[Dataset rows]
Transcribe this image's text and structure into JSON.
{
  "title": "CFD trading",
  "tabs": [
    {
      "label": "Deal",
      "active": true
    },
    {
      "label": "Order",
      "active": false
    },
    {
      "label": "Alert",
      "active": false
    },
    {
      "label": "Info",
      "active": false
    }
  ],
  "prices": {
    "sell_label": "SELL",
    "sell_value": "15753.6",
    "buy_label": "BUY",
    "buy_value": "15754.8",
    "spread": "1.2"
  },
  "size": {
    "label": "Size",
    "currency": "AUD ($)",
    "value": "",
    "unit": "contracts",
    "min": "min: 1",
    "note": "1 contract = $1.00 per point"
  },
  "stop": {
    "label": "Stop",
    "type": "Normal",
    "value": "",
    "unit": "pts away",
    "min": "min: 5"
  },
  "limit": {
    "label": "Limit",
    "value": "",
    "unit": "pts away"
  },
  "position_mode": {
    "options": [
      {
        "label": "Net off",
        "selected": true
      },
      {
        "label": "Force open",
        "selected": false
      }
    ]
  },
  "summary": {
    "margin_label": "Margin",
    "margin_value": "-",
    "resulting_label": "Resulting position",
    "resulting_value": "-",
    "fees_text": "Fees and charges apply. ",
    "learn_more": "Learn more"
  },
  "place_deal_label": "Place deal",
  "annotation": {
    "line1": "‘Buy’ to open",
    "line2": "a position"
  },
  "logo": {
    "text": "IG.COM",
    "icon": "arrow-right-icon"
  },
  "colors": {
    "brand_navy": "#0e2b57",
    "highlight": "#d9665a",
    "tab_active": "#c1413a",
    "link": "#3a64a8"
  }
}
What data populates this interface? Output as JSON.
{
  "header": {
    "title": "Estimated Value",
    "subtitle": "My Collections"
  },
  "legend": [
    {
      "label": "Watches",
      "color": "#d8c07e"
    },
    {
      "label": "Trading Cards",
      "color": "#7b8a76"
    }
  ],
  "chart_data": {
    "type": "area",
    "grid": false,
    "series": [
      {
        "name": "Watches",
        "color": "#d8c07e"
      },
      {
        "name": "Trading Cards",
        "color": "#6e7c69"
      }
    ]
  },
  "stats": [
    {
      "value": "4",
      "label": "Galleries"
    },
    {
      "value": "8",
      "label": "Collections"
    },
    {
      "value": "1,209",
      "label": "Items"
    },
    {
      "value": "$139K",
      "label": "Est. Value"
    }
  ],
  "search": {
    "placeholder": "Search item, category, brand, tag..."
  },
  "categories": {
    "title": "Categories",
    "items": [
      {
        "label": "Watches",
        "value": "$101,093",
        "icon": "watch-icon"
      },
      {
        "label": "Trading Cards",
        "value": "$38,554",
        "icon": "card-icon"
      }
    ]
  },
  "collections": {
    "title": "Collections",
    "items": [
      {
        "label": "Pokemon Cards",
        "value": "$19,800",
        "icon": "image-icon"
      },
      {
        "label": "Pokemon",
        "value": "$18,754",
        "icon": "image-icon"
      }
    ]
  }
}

*Exercise goal:* Read the entries and select each line where the word "JSON" is found.

*Written answer:*
Transcribe this image's text and structure into JSON.
What data populates this interface? Output as JSON.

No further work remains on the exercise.